**EXERCISE GOAL:** Look through the listing below and report how many lines contain "días", as a bare number.

**DATASET EXTRACT:**
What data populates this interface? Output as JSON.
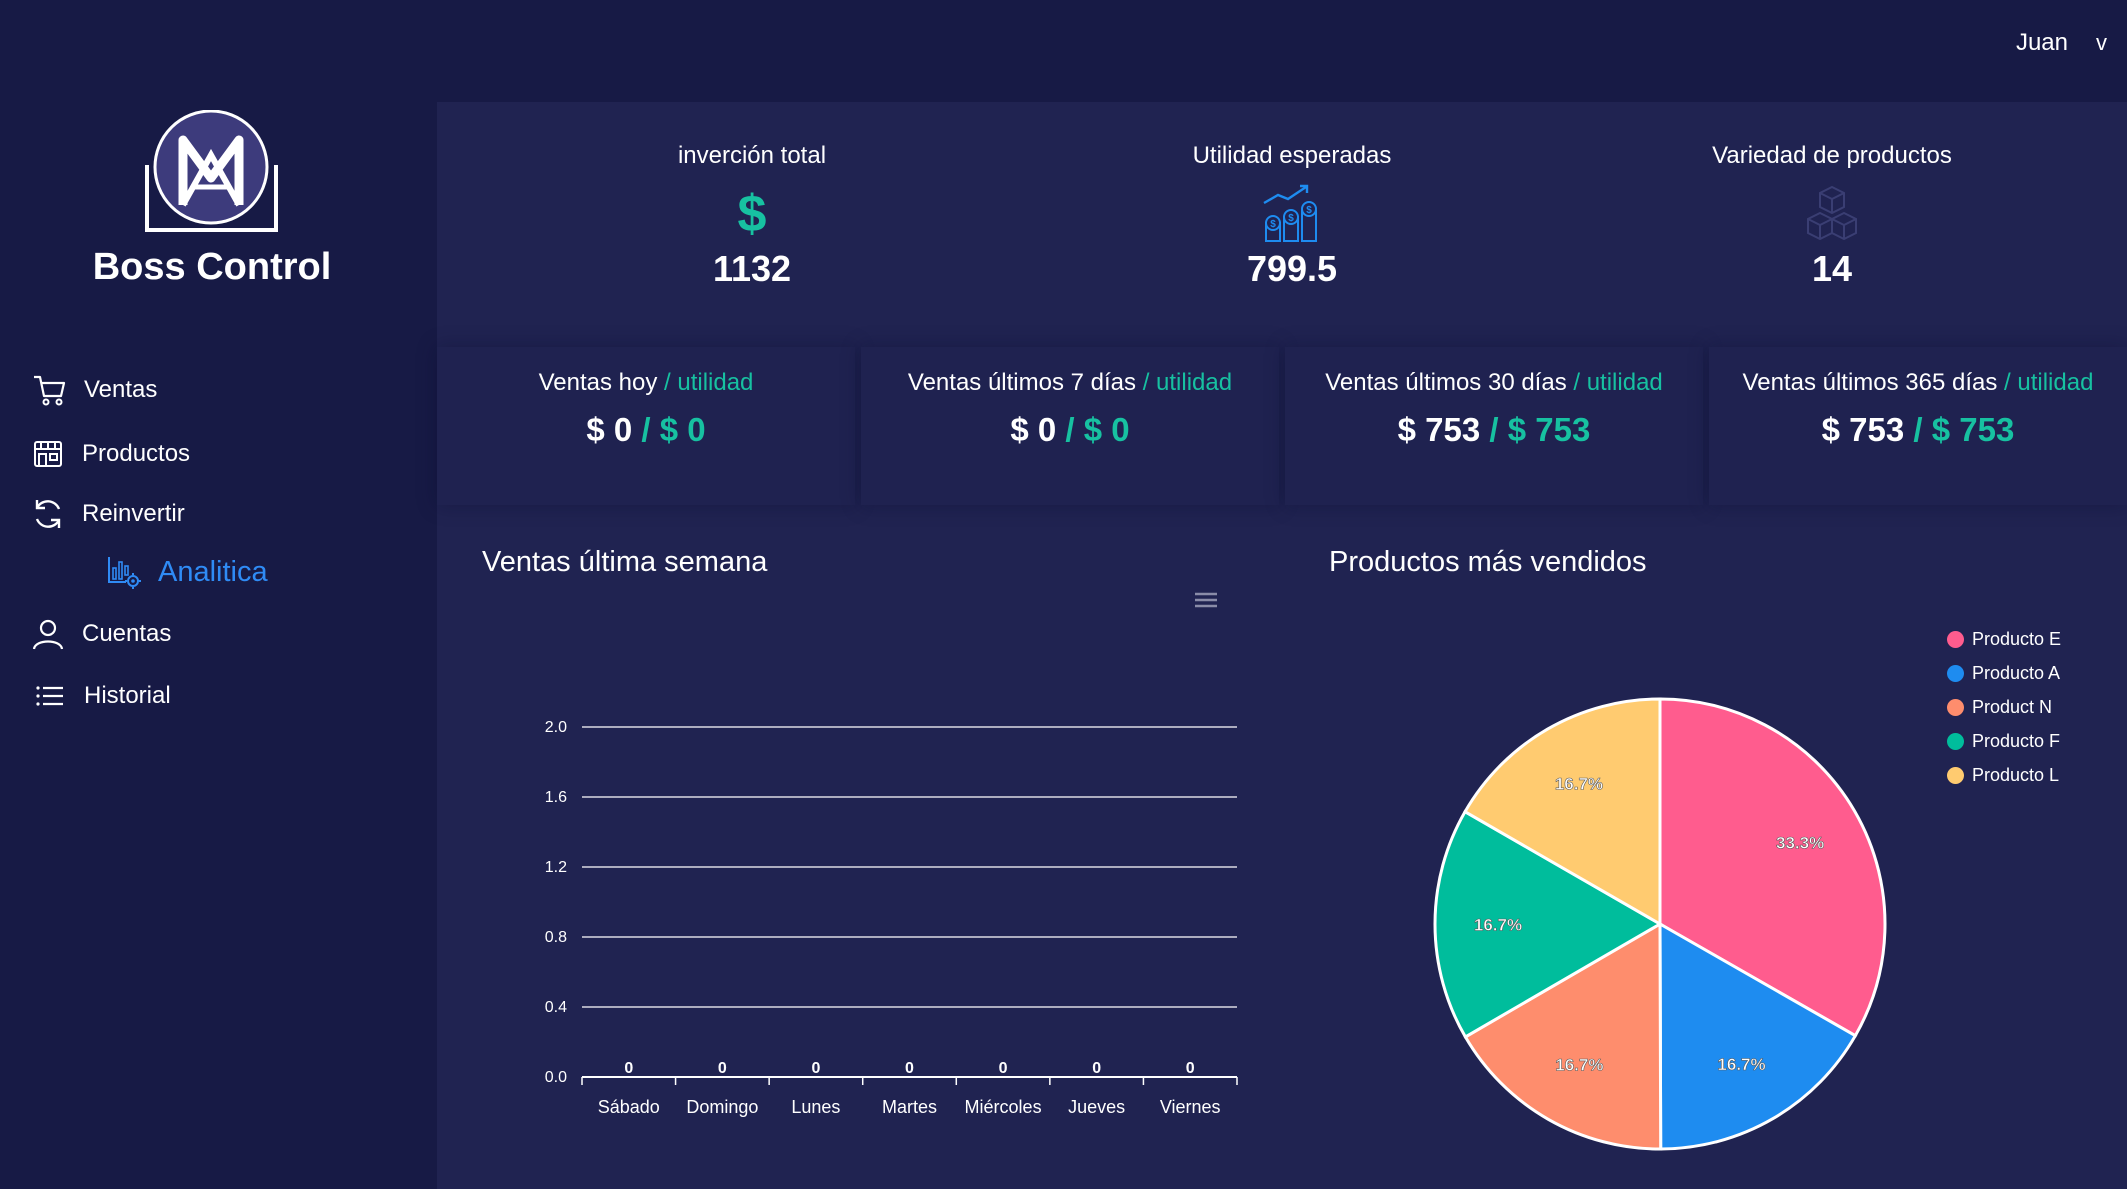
{
  "header": {
    "user_name": "Juan",
    "menu_chevron": "v"
  },
  "brand": {
    "name": "Boss Control",
    "logo_icon": "m-logo-icon"
  },
  "sidebar": {
    "items": [
      {
        "label": "Ventas",
        "icon": "cart-icon"
      },
      {
        "label": "Productos",
        "icon": "store-icon"
      },
      {
        "label": "Reinvertir",
        "icon": "refresh-icon"
      },
      {
        "label": "Analitica",
        "icon": "analytics-icon",
        "active": true
      },
      {
        "label": "Cuentas",
        "icon": "user-icon"
      },
      {
        "label": "Historial",
        "icon": "list-icon"
      }
    ]
  },
  "kpis": [
    {
      "label": "inverción total",
      "value": "1132",
      "icon": "dollar-icon"
    },
    {
      "label": "Utilidad esperadas",
      "value": "799.5",
      "icon": "coins-growth-icon"
    },
    {
      "label": "Variedad de productos",
      "value": "14",
      "icon": "cubes-icon"
    }
  ],
  "sales": [
    {
      "title": "Ventas hoy",
      "util_label": " / utilidad",
      "amount": "$ 0",
      "util_amount": " / $ 0"
    },
    {
      "title": "Ventas últimos 7 días",
      "util_label": " / utilidad",
      "amount": "$ 0",
      "util_amount": " / $ 0"
    },
    {
      "title": "Ventas últimos 30 días",
      "util_label": " / utilidad",
      "amount": "$ 753",
      "util_amount": " / $ 753"
    },
    {
      "title": "Ventas últimos 365 días",
      "util_label": " / utilidad",
      "amount": "$ 753",
      "util_amount": " / $ 753"
    }
  ],
  "colors": {
    "accent": "#17c1a1",
    "active_nav": "#2f8bf5",
    "background": "#171a45",
    "panel": "#202351"
  },
  "chart_data": [
    {
      "type": "bar",
      "title": "Ventas última semana",
      "categories": [
        "Sábado",
        "Domingo",
        "Lunes",
        "Martes",
        "Miércoles",
        "Jueves",
        "Viernes"
      ],
      "values": [
        0,
        0,
        0,
        0,
        0,
        0,
        0
      ],
      "data_labels": [
        "0",
        "0",
        "0",
        "0",
        "0",
        "0",
        "0"
      ],
      "yticks": [
        "0.0",
        "0.4",
        "0.8",
        "1.2",
        "1.6",
        "2.0"
      ],
      "ylim": [
        0,
        2
      ],
      "grid": true,
      "xlabel": "",
      "ylabel": "",
      "menu_icon": "hamburger-icon"
    },
    {
      "type": "pie",
      "title": "Productos más vendidos",
      "legend_position": "right",
      "slices": [
        {
          "name": "Producto E",
          "value": 33.3,
          "label": "33.3%",
          "color": "#ff5c8e"
        },
        {
          "name": "Producto A",
          "value": 16.7,
          "label": "16.7%",
          "color": "#1e8cf0"
        },
        {
          "name": "Product N",
          "value": 16.7,
          "label": "16.7%",
          "color": "#fe8d6d"
        },
        {
          "name": "Producto F",
          "value": 16.7,
          "label": "16.7%",
          "color": "#00bd9c"
        },
        {
          "name": "Producto L",
          "value": 16.7,
          "label": "16.7%",
          "color": "#ffcb70"
        }
      ]
    }
  ]
}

**RESULT FOR THIS EXERCISE:** 3